Goal
Wherever "notional" appears in a line, copy that line.

----

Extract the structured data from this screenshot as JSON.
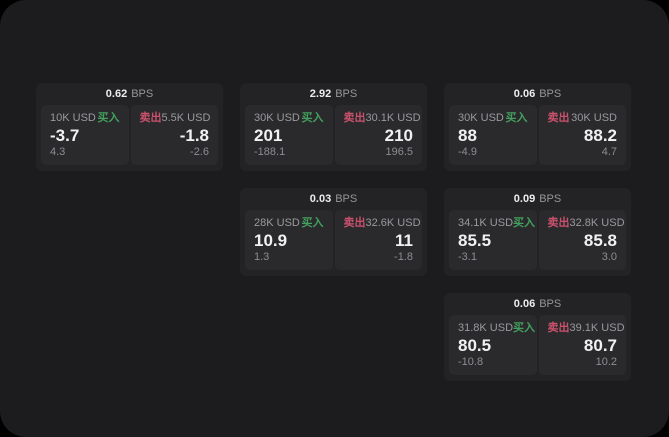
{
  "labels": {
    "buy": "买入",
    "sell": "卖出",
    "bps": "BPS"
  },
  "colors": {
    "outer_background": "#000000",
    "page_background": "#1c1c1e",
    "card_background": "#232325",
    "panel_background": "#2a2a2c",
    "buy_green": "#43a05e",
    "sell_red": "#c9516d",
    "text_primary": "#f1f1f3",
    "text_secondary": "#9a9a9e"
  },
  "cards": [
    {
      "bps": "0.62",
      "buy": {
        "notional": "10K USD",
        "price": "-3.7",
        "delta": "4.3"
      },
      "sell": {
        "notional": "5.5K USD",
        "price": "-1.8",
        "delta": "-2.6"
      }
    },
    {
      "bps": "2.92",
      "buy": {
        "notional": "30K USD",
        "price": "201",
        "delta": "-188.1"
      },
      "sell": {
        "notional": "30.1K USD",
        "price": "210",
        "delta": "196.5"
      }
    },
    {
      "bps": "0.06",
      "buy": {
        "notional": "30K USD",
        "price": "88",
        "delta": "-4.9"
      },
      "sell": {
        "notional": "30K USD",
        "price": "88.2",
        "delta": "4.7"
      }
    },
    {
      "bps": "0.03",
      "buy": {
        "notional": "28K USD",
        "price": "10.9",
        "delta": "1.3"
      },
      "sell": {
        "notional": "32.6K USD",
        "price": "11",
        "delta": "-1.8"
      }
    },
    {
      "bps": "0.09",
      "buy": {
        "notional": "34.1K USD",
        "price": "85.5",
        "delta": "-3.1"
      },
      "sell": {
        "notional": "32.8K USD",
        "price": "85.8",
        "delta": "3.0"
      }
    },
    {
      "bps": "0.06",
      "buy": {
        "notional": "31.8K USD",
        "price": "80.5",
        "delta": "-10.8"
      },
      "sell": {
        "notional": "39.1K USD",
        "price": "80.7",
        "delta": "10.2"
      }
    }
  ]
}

----

Task answer
        "notional": "10K USD",
        "notional": "5.5K USD",
        "notional": "30K USD",
        "notional": "30.1K USD",
        "notional": "30K USD",
        "notional": "30K USD",
        "notional": "28K USD",
        "notional": "32.6K USD",
        "notional": "34.1K USD",
        "notional": "32.8K USD",
        "notional": "31.8K USD",
        "notional": "39.1K USD",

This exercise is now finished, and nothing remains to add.